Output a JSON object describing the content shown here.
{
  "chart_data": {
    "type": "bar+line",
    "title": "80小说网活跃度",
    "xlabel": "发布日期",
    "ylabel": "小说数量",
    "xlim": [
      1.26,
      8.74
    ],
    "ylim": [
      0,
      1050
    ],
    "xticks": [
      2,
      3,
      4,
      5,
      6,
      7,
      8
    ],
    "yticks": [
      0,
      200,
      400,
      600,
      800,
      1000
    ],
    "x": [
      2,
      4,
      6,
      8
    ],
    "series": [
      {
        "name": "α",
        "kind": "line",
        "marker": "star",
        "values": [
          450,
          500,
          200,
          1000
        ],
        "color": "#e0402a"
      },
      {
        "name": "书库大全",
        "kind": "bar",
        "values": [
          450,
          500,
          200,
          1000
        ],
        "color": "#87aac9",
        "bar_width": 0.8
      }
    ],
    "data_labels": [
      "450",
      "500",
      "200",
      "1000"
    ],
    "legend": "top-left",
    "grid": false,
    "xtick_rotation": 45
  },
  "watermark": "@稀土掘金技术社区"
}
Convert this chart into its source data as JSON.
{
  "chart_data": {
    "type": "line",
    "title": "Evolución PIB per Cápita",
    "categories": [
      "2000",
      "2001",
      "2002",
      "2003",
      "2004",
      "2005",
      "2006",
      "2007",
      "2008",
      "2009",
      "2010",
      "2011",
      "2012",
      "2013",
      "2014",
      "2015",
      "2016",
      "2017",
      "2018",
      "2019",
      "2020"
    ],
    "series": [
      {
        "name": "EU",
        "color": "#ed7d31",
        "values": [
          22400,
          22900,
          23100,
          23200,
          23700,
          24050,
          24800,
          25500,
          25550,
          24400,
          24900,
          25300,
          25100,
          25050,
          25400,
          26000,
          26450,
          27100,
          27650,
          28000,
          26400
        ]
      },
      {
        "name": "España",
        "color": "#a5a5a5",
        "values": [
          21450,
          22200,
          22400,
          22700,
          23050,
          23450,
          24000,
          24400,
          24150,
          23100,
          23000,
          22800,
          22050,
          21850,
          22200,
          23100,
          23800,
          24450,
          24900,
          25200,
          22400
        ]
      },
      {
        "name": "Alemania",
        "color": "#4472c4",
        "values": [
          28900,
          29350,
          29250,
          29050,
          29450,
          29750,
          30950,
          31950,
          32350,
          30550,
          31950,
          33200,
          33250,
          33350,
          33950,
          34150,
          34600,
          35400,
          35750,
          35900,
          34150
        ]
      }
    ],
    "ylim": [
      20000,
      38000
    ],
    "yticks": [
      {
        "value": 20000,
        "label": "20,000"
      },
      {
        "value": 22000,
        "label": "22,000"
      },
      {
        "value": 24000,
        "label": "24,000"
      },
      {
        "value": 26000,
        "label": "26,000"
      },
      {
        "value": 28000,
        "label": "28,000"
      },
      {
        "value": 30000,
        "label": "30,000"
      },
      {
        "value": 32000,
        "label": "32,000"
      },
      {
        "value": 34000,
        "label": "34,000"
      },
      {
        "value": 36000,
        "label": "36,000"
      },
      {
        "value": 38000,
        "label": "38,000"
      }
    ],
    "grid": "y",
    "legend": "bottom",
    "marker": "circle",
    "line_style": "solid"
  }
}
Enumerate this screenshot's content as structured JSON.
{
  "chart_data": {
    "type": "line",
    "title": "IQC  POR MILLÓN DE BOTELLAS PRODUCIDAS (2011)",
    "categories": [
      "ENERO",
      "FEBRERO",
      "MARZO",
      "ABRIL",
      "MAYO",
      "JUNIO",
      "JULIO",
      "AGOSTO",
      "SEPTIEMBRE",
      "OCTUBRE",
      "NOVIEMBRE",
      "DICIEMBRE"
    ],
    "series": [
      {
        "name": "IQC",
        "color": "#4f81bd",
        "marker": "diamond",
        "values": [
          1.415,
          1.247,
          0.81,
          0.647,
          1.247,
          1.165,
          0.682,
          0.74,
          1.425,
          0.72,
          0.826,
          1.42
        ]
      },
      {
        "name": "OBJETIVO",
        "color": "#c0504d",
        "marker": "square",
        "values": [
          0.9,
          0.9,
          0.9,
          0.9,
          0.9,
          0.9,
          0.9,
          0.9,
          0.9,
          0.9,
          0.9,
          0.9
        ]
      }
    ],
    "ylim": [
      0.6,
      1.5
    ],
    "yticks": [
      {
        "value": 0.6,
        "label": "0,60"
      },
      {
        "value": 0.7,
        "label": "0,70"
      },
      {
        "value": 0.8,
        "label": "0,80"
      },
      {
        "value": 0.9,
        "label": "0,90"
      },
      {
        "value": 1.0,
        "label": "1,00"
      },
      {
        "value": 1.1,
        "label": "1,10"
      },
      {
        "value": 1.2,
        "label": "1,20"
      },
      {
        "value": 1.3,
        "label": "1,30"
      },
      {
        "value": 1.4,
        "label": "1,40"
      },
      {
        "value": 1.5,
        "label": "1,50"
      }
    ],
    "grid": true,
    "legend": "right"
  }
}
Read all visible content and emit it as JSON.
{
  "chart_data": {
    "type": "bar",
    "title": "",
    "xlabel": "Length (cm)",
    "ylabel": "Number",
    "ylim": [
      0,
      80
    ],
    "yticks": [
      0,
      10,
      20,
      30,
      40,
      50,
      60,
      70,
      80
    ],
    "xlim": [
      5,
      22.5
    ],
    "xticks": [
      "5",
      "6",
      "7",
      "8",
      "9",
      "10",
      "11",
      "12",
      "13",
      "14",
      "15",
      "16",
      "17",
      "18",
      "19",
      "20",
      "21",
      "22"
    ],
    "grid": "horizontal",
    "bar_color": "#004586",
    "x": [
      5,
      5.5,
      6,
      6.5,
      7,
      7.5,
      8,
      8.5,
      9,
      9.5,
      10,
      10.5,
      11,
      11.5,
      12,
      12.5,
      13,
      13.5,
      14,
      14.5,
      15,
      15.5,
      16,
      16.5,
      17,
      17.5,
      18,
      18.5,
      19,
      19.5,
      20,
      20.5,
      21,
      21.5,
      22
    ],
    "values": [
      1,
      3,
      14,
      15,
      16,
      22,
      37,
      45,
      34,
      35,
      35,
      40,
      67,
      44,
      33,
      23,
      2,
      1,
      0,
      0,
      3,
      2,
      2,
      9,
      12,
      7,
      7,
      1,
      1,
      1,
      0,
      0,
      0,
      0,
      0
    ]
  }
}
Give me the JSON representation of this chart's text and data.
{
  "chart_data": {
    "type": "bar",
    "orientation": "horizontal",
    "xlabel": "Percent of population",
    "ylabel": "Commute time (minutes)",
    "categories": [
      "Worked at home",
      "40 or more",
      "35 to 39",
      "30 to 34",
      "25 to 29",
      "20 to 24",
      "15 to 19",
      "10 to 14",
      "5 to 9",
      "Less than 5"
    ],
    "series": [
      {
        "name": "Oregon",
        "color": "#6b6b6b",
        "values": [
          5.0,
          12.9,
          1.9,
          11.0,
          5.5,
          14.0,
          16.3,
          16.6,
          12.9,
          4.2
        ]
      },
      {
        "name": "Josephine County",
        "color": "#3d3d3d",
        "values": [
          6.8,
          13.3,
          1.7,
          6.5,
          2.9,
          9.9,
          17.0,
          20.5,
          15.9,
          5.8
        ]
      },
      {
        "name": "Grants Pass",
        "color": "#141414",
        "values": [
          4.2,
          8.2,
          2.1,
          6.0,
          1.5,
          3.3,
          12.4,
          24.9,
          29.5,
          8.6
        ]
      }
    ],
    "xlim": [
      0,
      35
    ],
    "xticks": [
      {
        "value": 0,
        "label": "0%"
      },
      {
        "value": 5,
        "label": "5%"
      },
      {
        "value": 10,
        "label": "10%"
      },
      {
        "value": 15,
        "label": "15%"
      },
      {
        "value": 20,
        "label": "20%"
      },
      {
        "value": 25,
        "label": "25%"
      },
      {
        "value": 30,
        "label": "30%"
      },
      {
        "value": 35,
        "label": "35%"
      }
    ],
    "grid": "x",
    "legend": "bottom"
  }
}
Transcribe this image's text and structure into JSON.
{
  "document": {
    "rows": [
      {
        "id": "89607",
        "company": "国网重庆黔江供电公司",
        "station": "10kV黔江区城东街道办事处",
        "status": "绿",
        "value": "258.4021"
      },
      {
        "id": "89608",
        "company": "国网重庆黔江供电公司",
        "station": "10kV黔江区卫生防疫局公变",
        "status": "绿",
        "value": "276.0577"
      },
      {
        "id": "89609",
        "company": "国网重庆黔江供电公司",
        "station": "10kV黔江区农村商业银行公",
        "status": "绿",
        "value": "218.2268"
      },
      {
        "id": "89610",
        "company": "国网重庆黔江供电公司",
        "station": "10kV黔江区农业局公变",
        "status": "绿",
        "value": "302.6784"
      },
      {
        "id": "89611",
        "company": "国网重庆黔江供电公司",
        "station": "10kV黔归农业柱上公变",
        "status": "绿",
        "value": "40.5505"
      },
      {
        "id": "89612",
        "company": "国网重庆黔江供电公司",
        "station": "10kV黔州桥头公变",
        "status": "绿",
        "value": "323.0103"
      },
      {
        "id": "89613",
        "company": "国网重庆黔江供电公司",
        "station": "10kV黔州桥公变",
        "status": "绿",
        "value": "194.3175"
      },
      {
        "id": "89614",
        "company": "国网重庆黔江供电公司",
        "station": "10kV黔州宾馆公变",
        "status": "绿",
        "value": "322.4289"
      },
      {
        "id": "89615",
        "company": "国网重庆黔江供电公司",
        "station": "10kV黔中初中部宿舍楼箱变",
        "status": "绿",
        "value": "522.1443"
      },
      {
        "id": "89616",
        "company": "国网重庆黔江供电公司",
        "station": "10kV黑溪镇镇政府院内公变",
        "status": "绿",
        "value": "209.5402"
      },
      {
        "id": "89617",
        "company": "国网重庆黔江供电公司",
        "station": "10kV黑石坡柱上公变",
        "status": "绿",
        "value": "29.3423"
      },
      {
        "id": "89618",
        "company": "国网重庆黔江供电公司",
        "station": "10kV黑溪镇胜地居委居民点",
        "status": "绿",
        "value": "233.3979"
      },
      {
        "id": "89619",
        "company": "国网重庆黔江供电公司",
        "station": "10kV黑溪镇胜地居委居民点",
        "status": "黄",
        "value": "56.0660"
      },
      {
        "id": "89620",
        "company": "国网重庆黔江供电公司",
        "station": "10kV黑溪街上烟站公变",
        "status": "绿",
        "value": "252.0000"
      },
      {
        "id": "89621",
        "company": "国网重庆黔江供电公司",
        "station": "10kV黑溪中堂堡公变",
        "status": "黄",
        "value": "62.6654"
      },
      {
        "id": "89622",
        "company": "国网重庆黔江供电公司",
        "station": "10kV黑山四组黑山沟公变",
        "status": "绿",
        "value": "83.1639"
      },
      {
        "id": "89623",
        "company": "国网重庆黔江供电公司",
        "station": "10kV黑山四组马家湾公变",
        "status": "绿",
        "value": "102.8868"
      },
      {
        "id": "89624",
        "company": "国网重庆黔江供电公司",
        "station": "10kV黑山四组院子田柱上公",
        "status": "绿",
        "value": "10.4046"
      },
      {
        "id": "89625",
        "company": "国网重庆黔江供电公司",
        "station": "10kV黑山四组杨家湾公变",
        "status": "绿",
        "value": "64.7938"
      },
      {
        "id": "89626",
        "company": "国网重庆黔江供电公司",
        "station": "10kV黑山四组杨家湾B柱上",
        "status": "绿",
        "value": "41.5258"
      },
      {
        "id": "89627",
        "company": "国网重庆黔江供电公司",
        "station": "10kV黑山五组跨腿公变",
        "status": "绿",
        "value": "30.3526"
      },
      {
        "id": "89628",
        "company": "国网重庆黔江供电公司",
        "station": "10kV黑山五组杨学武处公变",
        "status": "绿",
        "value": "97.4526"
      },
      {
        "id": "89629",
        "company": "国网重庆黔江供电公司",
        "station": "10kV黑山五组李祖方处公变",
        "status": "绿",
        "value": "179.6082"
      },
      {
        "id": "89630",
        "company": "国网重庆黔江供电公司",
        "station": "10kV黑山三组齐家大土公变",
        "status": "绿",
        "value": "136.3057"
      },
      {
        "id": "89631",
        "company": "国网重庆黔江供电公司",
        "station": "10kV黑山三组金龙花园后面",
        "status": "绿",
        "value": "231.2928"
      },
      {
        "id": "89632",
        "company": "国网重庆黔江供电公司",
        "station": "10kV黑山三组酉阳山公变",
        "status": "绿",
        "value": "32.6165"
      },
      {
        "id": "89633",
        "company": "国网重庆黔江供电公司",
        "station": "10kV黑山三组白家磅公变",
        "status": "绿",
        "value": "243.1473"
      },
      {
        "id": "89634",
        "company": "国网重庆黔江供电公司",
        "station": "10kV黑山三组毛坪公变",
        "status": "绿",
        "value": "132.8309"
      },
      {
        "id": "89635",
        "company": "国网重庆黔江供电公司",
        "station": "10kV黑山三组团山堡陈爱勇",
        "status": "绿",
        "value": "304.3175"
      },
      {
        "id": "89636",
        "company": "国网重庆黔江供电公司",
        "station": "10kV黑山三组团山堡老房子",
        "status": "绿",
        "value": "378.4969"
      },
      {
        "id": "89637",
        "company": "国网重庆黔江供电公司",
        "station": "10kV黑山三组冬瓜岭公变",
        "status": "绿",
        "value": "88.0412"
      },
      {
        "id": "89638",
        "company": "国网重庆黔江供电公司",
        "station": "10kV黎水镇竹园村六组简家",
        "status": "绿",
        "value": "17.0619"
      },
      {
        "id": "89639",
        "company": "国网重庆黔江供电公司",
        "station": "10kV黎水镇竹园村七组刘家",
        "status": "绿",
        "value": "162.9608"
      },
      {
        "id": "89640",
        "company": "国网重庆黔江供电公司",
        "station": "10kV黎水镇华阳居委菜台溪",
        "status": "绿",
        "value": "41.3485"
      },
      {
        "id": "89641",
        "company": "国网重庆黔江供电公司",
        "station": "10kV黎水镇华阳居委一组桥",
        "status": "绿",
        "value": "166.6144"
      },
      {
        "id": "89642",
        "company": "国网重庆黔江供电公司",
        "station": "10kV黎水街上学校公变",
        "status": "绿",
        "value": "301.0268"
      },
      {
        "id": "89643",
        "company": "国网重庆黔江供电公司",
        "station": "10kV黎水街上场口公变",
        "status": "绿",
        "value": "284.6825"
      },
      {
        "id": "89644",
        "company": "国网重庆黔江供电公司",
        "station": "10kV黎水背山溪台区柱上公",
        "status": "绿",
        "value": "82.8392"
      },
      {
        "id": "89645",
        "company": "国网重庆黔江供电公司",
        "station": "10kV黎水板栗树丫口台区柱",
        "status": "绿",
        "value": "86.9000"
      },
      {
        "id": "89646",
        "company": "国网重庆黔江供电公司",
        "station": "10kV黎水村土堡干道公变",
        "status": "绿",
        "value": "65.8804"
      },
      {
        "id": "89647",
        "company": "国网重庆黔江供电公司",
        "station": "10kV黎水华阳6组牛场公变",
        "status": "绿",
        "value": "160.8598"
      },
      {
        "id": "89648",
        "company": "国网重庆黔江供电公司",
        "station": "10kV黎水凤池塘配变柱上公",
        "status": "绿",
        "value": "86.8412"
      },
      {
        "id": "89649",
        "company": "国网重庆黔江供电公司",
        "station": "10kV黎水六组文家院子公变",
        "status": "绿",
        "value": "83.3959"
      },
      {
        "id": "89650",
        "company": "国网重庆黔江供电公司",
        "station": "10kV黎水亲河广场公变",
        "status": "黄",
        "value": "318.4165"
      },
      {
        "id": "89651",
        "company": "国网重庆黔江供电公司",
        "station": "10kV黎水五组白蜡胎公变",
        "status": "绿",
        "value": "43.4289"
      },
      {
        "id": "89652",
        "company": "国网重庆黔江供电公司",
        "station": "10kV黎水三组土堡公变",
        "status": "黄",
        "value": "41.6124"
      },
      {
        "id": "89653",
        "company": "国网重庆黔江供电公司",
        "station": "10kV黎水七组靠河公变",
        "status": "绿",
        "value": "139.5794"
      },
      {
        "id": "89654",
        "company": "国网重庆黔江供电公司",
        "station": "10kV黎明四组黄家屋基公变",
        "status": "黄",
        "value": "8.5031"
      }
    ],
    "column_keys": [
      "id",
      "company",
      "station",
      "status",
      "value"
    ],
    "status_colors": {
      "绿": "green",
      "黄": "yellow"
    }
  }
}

◆ ◆ ◆ ◆ ◆

* [Your goal]
Lines holding the word "into" in the entries above are the ones to pull out. Copy them all.

* [Expected answer]
Convert this chart into its source data as JSON.
Transcribe this image's text and structure into JSON.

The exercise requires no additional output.